-- START INPUT ROWS --

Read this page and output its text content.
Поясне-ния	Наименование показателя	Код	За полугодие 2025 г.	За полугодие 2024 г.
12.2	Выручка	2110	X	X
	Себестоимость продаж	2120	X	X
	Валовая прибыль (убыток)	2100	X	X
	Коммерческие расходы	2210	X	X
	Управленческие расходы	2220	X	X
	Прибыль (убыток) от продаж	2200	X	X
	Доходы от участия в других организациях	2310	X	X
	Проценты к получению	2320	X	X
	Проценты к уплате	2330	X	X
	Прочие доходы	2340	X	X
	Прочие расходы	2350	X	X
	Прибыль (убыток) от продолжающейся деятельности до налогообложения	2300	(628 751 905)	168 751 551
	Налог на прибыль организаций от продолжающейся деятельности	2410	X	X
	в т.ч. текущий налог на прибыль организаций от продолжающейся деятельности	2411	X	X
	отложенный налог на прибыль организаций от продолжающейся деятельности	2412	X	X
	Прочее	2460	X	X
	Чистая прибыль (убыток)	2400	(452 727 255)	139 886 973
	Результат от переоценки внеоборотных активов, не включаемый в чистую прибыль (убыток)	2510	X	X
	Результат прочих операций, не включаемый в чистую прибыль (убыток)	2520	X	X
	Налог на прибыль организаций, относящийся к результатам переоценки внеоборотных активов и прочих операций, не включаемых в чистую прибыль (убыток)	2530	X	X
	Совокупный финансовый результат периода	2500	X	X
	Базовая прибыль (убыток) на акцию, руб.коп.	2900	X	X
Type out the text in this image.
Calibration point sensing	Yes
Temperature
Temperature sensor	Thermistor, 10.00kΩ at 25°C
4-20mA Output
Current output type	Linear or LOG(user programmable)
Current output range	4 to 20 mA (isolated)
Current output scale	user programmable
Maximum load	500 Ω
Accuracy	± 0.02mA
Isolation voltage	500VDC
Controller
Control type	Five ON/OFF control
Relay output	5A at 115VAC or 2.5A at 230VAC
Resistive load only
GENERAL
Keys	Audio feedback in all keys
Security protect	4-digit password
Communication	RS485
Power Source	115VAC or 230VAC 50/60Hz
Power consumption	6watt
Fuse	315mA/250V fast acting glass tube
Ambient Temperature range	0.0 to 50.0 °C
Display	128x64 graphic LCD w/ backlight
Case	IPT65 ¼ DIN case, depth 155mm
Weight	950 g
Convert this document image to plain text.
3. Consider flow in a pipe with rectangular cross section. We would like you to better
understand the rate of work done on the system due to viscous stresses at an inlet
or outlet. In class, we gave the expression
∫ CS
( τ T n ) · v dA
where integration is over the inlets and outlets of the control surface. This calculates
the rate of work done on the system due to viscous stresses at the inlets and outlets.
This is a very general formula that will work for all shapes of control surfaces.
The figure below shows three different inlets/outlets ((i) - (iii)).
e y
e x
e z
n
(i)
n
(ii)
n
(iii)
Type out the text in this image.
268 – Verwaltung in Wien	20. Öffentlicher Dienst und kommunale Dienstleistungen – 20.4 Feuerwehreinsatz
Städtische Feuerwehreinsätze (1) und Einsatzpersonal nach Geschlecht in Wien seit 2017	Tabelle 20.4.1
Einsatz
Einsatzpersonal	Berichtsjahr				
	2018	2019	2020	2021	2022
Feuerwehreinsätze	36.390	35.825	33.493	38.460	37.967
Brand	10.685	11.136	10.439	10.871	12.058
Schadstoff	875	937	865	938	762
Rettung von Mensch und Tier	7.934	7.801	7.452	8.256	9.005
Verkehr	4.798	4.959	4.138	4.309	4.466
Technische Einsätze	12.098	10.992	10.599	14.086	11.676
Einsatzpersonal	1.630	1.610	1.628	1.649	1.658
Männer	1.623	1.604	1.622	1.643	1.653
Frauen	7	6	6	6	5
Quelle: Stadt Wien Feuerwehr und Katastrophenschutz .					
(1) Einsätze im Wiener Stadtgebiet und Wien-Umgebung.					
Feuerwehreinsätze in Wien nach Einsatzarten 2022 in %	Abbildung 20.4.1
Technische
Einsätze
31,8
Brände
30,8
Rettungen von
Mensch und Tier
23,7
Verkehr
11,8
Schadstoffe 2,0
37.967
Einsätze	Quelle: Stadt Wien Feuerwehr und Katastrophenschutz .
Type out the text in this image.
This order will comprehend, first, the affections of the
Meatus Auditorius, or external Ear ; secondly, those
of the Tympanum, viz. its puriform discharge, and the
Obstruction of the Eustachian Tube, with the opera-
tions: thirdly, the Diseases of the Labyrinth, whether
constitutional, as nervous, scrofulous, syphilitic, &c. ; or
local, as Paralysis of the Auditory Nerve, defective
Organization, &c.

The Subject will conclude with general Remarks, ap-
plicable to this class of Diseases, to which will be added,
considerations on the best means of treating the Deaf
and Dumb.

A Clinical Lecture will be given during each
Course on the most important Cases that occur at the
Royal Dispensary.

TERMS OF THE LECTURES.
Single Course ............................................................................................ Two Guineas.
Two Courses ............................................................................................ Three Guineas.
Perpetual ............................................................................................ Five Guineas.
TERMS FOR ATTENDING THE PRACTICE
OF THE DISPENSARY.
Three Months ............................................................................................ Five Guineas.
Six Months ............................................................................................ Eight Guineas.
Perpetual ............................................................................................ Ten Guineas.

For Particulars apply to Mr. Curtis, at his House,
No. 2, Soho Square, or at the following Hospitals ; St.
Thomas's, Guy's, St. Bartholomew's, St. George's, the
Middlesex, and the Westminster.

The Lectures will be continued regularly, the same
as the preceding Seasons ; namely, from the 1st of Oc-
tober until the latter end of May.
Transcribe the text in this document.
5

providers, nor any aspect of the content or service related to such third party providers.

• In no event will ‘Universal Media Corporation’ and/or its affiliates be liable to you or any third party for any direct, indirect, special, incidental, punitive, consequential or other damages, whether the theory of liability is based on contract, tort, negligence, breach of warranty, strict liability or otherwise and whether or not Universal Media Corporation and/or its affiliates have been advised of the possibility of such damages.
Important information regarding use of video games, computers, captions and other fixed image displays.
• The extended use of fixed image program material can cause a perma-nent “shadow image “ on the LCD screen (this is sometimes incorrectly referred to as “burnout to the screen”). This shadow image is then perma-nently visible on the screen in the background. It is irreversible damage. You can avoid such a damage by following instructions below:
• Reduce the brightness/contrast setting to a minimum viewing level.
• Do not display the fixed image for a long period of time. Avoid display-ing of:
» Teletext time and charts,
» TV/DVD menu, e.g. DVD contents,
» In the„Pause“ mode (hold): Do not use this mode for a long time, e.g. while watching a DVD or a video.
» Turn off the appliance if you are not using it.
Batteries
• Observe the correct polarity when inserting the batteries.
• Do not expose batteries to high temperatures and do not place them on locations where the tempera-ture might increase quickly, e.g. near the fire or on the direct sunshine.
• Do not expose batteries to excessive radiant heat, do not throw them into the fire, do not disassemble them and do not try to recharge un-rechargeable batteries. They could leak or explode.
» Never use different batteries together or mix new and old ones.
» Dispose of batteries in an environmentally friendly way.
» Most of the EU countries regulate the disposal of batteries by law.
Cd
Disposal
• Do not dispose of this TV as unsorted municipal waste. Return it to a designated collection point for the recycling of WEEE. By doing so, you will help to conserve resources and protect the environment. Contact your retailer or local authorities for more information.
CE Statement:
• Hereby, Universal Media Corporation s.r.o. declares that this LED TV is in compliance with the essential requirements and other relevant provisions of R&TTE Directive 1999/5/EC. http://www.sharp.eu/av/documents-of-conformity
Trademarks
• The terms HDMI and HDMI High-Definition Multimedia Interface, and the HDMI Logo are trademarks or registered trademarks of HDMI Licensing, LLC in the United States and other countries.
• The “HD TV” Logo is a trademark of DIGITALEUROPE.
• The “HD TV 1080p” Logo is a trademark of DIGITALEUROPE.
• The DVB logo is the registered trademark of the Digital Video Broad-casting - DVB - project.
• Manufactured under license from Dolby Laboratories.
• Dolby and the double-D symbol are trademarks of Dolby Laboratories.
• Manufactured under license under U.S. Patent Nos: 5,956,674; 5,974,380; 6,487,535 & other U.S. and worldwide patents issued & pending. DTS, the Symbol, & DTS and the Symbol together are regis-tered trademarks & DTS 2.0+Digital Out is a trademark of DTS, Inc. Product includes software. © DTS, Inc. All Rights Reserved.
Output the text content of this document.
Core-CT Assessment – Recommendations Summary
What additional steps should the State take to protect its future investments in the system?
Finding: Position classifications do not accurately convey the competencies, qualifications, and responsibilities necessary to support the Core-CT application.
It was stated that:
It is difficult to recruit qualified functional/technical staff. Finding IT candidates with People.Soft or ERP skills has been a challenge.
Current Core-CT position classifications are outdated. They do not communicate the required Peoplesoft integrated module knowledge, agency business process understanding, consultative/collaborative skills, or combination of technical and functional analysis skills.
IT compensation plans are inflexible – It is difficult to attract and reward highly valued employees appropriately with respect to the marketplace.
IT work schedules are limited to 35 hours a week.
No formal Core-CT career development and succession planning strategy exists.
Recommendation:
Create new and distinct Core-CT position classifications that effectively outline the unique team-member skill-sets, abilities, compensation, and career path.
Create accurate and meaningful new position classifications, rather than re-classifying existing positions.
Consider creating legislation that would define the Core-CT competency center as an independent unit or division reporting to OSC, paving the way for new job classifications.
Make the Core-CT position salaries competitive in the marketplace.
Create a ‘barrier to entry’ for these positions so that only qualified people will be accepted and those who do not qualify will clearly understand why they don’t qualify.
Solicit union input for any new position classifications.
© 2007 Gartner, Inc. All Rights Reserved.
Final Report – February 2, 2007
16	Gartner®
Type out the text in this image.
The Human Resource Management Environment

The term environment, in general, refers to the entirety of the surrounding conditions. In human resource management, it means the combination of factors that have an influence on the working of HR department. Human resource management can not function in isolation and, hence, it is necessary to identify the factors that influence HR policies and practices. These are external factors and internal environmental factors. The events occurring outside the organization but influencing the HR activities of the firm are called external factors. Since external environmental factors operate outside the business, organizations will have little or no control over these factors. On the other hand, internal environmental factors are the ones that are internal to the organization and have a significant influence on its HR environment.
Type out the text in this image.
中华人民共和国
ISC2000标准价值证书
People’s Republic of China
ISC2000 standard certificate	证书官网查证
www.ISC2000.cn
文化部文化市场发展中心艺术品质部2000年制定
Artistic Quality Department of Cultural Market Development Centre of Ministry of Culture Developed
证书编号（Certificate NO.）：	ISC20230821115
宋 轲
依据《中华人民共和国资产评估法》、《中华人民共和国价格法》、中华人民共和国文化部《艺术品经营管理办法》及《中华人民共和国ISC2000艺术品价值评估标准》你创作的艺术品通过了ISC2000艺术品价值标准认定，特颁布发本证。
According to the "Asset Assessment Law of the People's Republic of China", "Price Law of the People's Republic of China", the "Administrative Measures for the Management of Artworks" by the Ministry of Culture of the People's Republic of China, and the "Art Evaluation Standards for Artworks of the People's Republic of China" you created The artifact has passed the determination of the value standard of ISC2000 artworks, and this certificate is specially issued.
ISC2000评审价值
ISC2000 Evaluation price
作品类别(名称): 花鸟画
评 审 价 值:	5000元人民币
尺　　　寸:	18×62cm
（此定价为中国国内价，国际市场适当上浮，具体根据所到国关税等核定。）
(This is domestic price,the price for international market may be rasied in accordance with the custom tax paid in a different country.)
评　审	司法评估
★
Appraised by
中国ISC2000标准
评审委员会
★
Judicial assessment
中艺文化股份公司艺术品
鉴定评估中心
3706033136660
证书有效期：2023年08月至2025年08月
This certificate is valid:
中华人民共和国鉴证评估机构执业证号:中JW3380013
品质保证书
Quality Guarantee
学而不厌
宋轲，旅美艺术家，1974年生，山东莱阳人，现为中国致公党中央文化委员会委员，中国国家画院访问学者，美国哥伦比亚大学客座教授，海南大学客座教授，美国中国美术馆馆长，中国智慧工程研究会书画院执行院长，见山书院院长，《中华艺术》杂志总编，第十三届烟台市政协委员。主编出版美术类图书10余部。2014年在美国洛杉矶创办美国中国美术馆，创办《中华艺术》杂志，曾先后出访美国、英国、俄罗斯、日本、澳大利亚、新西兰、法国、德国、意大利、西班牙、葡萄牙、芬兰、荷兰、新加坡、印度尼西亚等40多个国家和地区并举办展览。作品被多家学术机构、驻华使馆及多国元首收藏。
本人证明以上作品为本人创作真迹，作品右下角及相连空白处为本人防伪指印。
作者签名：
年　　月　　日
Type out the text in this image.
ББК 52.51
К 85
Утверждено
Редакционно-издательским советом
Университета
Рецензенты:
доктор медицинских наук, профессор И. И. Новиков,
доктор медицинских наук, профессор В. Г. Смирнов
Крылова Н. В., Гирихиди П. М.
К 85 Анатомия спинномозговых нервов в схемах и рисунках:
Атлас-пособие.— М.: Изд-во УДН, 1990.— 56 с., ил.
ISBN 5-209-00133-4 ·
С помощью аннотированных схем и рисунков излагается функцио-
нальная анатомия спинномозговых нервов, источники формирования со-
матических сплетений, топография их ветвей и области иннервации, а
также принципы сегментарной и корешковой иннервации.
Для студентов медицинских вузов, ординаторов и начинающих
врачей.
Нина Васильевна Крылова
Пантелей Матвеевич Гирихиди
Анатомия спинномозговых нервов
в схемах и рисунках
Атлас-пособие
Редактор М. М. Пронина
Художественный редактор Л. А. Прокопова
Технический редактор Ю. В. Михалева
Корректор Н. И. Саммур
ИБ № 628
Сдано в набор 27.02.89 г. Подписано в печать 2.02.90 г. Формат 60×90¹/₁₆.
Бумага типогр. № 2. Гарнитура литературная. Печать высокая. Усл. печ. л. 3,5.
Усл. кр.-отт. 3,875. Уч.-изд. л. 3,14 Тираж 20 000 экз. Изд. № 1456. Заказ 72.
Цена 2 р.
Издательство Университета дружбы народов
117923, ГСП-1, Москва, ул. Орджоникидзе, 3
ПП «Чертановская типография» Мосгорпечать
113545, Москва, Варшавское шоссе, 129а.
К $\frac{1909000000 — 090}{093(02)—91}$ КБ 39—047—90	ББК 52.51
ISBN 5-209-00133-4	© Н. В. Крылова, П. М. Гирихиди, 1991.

-- END INPUT ROWS --

■ AIM OF THE TASK
Look through the listing above. Pick out each line with "expose" and copy it.

■ TASK SOLUTION
• Do not expose batteries to high temperatures and do not place them on locations where the tempera-ture might increase quickly, e.g. near the fire or on the direct sunshine.
• Do not expose batteries to excessive radiant heat, do not throw them into the fire, do not disassemble them and do not try to recharge un-rechargeable batteries. They could leak or explode.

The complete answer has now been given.